» WRITTEN REQUEST
Could you extend the article on the death of organic search by continuing it past its final sentence?

» PROVIDED TEXT
===============
For more SEO, PPC & online marketing news visit https://news.scott.services


The Death of Organic Search (As We Know It) by @beanstalkim

It would be easier to count all the stars in the night sky than the number of articles written about the death of SEO.  I’ve never written one personally but I was having a discussion with the author of a great piece here on Search Engine Journal on AI and its impact on search and the question came up:

Between machine learning and the limited space available for organic search, is it on its death spiral?

The most interesting thing about this question may not be the answer but the journey in understanding the question itself, as it’s therein that we understand the strategies that will make it either true or false. During my time pondering this article, I decided to actually change the question a bit to become more accurate to the scenario we find ourselves in:

Between machine learning, the limited space available for organic search, and the growth of both voice search and personal assistants, is it on its death spiral?

To explore this question, we’re going to look at each of these three areas individually, what they mean together, and finally (and what you likely most want to know), what you need to do about it. So without further ado … let’s dive in:

Machine Learning’s Impact on Organic Search

Let’s start with machine learning.  I mentioned the article by Jeremy Knauff above. If you haven’t read it already, I highly recommend doing so. In the article, he describes how machine learning and AI work to impact rankings and what it means for SEOs. Essentially there are two main areas of interest in this regard, and they are:

Machine learning as it relates to SEO and present device usage needs the Hummingbird algorithm to fulfill its potential. Hummingbird, for those who may not have been around prior to its introduction, created the foundation for Google to understand conversational speech. Its core purpose was to enable Google to understand entities and ideas rather than words, and also the relationships between those entities and ideas. To give you an idea of the power Google saw in this addition, former SVP of Search Amit Singhal said at the time:

“Google will keep reinventing itself to give you all you need for a simple and intuitive experience. At some point, pulling out a smartphone to do a search will feel as archaic as a dial-up modem.”

The question you may be asking is why machine learning is part of this tale. After all, it’s there to adjust signals and help determine which signals to adjust for specific types of queries — not something that would kill SEO (as we know it). I could give some mamby-pamby answer like it will simply create an environment where the best, most engaging content will win and so SEO in the traditional sense will be unnecessary.

However, I’m not a fan of answers that come in the form of, “I have a crystal ball and can see the future.” The reason machine learning is one of the core factors that will bring about the changes we have coming has nothing to do with that.

The truth is, machine learning itself will have little to do directly with it BUT it will be necessary for the change in SEO to take place. If that sounds confusing, that’s because it is, but all will come to light shortly. As we’re discussing the third of the areas listed above, we’ll be able to connect the dots.
===============
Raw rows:
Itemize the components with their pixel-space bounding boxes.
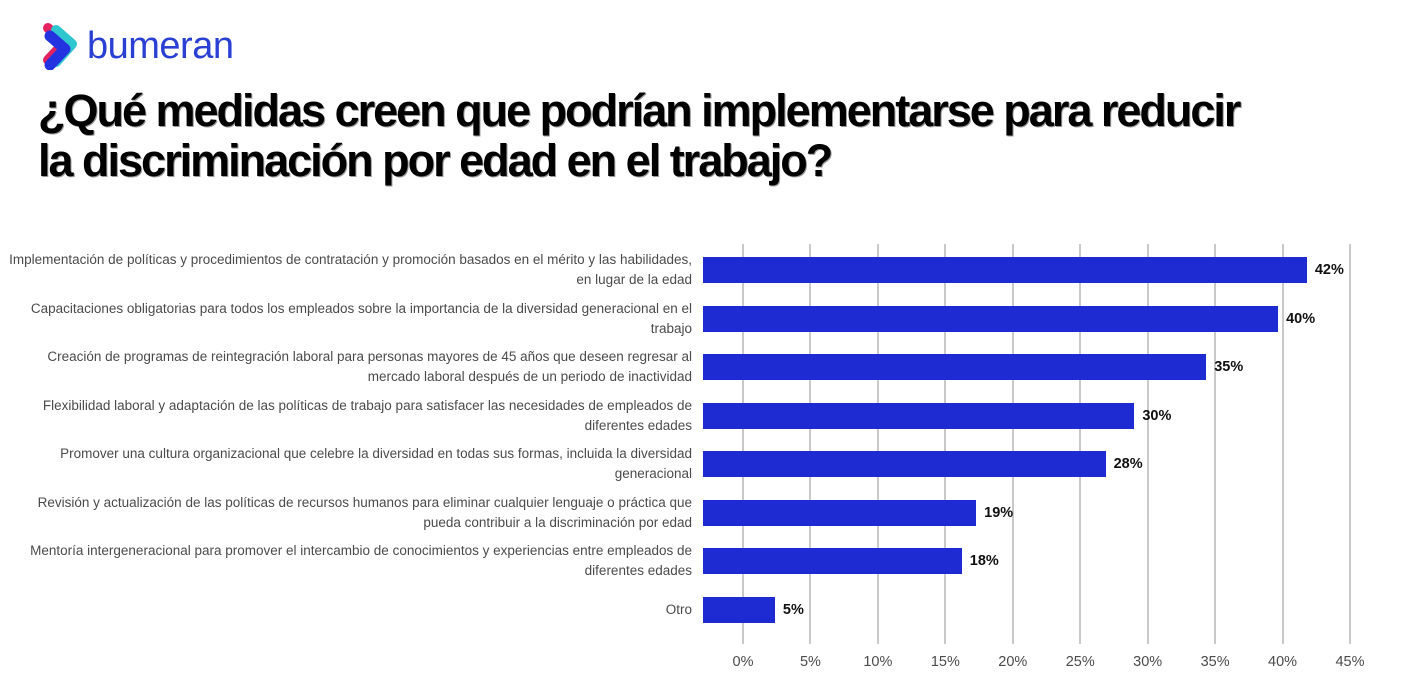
gridline [1349,244,1351,644]
bar-track: 28% [703,440,1350,489]
chart-title: ¿Qué medidas creen que podrían implement… [38,86,1408,186]
bar-value-label: 28% [1113,456,1143,473]
gridline [944,244,947,644]
bar-value-label: 35% [1214,359,1244,376]
x-axis-tick-label: 40% [1268,654,1298,670]
bar [703,451,1106,478]
bar [703,402,1135,429]
chart-row: Implementación de políticas y procedimie… [0,246,1427,295]
gridline [1281,244,1284,644]
bar-track: 35% [703,343,1350,392]
x-axis-tick-label: 0% [732,654,754,670]
chart-row: Otro 5% [0,586,1427,635]
category-label: Revisión y actualización de las política… [37,494,692,530]
x-axis-tick-label: 35% [1200,654,1230,670]
bar-value-label: 18% [969,553,999,570]
bar-value-label: 19% [984,504,1014,521]
bar-track: 42% [703,246,1350,295]
gridline [1011,244,1014,644]
category-label: Flexibilidad laboral y adaptación de las… [42,397,692,433]
chart-row: Flexibilidad laboral y adaptación de las… [0,392,1427,441]
gridline [742,244,744,644]
chart-row: Capacitaciones obligatorias para todos l… [0,295,1427,344]
x-axis: 0% 5% 10% 15% 20% 25% 30% 35% 40% 45% [733,650,1365,674]
x-axis-tick-label: 10% [863,654,893,670]
bumeran-logo-text: bumeran [87,25,234,67]
gridline [1079,244,1082,644]
bumeran-chevron-icon [43,23,77,70]
x-axis-tick-label: 5% [799,654,821,670]
bar-value-label: 5% [782,601,804,618]
gridline [809,244,812,644]
gridlines-layer [742,244,1351,644]
x-axis-tick-label: 15% [930,654,960,670]
chart-title-line1: ¿Qué medidas creen que podrían implement… [38,85,1241,136]
chart-row: Mentoría intergeneracional para promover… [0,537,1427,586]
bar [703,305,1279,332]
category-label: Implementación de políticas y procedimie… [9,252,692,288]
bar-track: 18% [703,537,1350,586]
bar-track: 40% [703,295,1350,344]
x-axis-tick-label: 45% [1335,654,1365,670]
chart-rows: Implementación de políticas y procedimie… [0,246,1427,634]
bar-track: 5% [703,586,1350,635]
chart-row: Revisión y actualización de las política… [0,489,1427,538]
bumeran-logo: bumeran [40,22,234,70]
x-axis-tick-label: 30% [1133,654,1163,670]
bar-track: 30% [703,392,1350,441]
bar [703,596,775,623]
chart-title-line2: la discriminación por edad en el trabajo… [38,135,833,186]
gridline [876,244,879,644]
chart-row: Promover una cultura organizacional que … [0,440,1427,489]
category-label: Mentoría intergeneracional para promover… [30,543,692,579]
category-label: Otro [665,601,692,617]
bar [703,548,962,575]
gridline [1214,244,1217,644]
x-axis-tick-label: 25% [1065,654,1095,670]
bar-value-label: 40% [1286,310,1316,327]
gridline [1146,244,1149,644]
category-label: Capacitaciones obligatorias para todos l… [30,300,692,336]
bar [703,499,977,526]
category-label: Promover una cultura organizacional que … [60,446,692,482]
bar-value-label: 30% [1142,407,1172,424]
bar [703,354,1207,381]
bar-chart: Implementación de políticas y procedimie… [0,242,1427,672]
bar-value-label: 42% [1314,262,1344,279]
x-axis-tick-label: 20% [998,654,1028,670]
bar-track: 19% [703,489,1350,538]
bar [703,257,1307,284]
category-label: Creación de programas de reintegración l… [47,349,692,385]
chart-row: Creación de programas de reintegración l… [0,343,1427,392]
===============
» SOLVED PROBLEM
What’s important to understand presently is: AI and machine learning combined with the ability to understand and interpret conversational language allows for information to be collected, understood, and presented to the searcher in very different ways. These ways vary by searcher, by device, and by subject. Basically, the limitations of constants in search result calculations are all but eliminated.

Before we return to why this matters apart from the obvious, let’s move on to the second part of the question Jeremy and I were discussing, and that was …

The Erosion of Organic Space

The question we were pondering included the dramatic changes in the space being made available to organic search results on Google’s front page. To paint the picture of where this is going, let’s look at just some of the changes over the past little while:

  • Four Ads on Top: In February 2016, Google took out of testing their move to put four AdWords ads on top of the search results for commercial queries. This obviously pushed the organic rankings down the page.
  • Number of Organic Rankings Drops From 10 to 8.5: According to Searchmetrics data released in October of 2016, the number of traditional organic search results dropped from 10 on both mobile and desktop to 8.5 on mobile and 8.59 on desktop.
  • Local 3-Pack Includes Paid Listings: As Matt Southern reported right here on Search Engine Journal back in June, Google was spotted including a paid result along with two organic results in the local 3-pack. In August, a switch was made on mobile and a paid result was listed at the top of the local pack in the general results.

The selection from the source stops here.